Give the count of lines in the records that contain the string "inmunidad", and write nothing but that number.

===== Material for this exercise

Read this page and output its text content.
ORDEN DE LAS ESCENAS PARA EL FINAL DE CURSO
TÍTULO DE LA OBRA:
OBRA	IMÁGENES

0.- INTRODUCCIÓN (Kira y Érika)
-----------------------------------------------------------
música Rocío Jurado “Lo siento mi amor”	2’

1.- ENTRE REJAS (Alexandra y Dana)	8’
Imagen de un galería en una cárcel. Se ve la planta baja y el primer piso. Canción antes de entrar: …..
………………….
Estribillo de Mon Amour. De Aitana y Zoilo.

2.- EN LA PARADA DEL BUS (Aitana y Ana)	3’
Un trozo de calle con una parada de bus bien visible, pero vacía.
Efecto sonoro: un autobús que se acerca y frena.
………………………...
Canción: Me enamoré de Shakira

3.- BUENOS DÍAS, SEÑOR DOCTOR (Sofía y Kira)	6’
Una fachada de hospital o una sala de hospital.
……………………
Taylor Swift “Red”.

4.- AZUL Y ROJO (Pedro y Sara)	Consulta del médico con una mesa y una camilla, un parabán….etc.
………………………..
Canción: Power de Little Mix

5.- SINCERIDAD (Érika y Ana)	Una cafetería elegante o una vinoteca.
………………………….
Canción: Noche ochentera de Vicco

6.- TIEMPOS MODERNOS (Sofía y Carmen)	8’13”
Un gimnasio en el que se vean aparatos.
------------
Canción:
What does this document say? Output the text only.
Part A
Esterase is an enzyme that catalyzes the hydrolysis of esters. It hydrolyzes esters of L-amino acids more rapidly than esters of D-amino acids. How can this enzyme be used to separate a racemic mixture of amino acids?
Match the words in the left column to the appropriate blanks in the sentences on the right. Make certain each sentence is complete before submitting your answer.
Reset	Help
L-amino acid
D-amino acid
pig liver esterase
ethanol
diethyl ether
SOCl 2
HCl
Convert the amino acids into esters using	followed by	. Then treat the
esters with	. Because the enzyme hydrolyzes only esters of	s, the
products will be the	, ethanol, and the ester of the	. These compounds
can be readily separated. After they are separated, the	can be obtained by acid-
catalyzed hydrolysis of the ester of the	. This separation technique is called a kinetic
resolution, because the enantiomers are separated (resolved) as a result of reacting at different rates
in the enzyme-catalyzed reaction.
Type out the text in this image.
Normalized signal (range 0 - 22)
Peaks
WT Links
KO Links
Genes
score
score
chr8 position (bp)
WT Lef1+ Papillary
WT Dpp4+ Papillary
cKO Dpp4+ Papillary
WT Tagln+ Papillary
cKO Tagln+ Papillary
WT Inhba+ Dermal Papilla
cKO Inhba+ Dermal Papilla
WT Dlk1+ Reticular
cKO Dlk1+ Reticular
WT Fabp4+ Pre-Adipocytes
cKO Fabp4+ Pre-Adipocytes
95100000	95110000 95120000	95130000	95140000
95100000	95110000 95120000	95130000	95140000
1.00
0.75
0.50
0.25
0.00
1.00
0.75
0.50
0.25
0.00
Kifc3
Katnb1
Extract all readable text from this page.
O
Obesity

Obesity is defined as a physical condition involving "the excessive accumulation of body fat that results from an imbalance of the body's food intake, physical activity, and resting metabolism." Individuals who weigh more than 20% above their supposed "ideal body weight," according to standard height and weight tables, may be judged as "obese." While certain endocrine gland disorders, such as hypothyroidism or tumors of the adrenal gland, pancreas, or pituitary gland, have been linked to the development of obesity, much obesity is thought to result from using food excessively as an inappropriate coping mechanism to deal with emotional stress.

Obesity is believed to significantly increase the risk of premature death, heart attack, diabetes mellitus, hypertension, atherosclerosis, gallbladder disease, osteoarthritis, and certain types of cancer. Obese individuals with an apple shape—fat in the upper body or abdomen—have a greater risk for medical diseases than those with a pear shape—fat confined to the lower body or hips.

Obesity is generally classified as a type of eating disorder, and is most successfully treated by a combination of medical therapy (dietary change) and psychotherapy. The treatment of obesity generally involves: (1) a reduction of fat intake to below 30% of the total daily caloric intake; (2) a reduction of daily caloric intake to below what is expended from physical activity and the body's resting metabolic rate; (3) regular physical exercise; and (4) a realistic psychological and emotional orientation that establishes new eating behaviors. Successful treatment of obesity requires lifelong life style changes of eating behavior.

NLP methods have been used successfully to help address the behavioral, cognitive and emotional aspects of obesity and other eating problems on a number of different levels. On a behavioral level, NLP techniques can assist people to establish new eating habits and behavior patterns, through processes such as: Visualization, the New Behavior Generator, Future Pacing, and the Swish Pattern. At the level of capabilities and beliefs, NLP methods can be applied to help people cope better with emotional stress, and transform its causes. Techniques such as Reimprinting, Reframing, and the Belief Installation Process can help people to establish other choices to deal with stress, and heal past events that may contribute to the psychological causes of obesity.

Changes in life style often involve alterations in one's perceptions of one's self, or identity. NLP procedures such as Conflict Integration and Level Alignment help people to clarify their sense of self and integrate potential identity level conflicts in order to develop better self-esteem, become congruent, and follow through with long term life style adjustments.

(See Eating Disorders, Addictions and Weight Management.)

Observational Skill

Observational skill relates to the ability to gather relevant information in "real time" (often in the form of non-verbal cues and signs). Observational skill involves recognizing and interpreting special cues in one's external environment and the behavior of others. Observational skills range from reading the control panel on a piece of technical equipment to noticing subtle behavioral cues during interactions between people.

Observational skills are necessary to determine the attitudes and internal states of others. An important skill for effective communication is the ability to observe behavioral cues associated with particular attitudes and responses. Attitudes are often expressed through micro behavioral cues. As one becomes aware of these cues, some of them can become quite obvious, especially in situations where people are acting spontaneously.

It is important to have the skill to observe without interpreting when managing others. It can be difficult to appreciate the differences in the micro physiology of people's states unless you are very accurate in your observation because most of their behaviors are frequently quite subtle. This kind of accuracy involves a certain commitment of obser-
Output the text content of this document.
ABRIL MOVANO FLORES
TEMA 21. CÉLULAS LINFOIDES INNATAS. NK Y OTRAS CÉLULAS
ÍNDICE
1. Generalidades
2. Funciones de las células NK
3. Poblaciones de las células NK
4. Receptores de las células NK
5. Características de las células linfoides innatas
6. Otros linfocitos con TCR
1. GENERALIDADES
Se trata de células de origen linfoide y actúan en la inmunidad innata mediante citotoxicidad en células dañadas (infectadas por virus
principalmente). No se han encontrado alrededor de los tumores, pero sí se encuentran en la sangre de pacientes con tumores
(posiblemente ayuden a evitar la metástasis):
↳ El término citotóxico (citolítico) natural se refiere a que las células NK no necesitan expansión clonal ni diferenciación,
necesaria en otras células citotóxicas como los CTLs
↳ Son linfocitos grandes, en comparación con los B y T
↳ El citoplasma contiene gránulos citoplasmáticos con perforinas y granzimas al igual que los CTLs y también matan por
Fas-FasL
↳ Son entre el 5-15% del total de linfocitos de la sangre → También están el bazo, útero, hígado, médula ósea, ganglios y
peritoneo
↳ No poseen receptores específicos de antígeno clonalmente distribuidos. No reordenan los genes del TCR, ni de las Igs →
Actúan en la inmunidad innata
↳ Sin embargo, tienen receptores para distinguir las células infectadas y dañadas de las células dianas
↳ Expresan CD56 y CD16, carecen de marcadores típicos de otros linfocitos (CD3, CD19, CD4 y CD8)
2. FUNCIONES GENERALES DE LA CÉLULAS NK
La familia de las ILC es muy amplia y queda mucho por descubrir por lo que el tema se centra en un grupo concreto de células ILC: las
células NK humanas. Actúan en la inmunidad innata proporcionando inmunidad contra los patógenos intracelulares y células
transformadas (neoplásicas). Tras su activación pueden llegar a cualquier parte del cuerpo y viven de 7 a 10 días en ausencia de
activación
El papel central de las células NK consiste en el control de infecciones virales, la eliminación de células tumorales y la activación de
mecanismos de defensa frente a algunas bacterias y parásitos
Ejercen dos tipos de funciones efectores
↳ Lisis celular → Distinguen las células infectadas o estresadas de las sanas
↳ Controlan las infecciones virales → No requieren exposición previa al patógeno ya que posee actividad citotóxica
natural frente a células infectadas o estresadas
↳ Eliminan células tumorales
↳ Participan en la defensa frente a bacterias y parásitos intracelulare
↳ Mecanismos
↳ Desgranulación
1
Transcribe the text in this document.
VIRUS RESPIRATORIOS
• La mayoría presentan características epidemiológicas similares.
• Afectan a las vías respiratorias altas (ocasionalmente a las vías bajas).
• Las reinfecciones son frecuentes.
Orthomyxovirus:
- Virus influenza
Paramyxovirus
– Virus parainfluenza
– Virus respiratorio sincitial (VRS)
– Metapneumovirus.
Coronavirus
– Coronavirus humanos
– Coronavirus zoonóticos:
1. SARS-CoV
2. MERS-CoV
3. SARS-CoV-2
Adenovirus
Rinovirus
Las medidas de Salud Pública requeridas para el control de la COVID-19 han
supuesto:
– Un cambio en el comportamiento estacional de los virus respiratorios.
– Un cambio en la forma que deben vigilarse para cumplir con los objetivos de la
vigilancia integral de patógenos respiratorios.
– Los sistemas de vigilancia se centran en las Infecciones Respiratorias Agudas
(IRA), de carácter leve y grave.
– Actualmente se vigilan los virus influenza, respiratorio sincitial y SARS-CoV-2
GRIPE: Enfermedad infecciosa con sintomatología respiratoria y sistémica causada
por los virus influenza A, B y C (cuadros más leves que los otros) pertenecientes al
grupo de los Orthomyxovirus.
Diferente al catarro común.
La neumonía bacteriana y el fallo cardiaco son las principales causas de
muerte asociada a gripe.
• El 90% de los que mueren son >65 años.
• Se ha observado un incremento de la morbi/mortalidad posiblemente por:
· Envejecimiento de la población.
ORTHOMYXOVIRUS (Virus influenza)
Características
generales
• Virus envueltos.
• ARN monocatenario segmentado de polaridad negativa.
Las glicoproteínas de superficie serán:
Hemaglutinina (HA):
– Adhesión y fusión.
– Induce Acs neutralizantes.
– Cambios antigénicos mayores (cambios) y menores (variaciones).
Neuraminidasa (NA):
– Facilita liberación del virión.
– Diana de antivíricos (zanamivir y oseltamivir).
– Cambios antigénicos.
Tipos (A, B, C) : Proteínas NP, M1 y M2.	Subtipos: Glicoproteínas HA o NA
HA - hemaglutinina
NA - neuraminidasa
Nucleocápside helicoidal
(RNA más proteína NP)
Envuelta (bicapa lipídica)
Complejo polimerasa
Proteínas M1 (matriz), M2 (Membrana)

==========

Response box> 3